* What needs to be done *
Decide whether each of the following statements agrees with the post about switching OpenGL projections, answering yes or no and quoting the words of the post that settle it: (a) The writer describes themselves as experienced with OpenGL. (b) The change between gluPerspective and glOrtho is meant to happen when a key is pressed. (c) When __APPLE__ is defined, the code includes the GLUT header from the GLUT directory.

* Text to read *
↓

I'm working in a little OpenGL - GLUT program (i'm totally noob), and i'm having many problems switching between gluPerspective and glOrtho pressing a key (for example 'p').
I've take some screenhots to illustrate the problem... using gluPerspective and glOrtho
And here's my code...
#if defined(__APPLE__)
#include <OpenGL/OpenGL.h>
#include <GLUT/GLUT.h>
#else
#include <GL/gl.h>
#include <GL/greeglut.h>
#endif
#include <iostream>
#include <math.h>
#include "model.h"

↑

* Given information *
↓

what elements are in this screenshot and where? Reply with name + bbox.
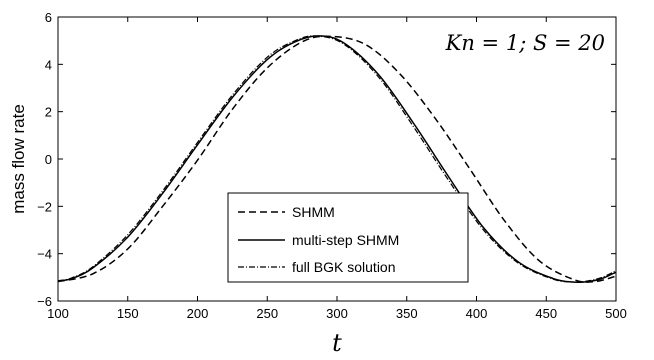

↑

* Task output *
(a) No: "i'm totally noob"
(b) Yes: "switching between gluPerspective and glOrtho pressing a key (for example 'p')"
(c) Yes: "#if defined(__APPLE__)" is followed by "#include <GLUT/GLUT.h>"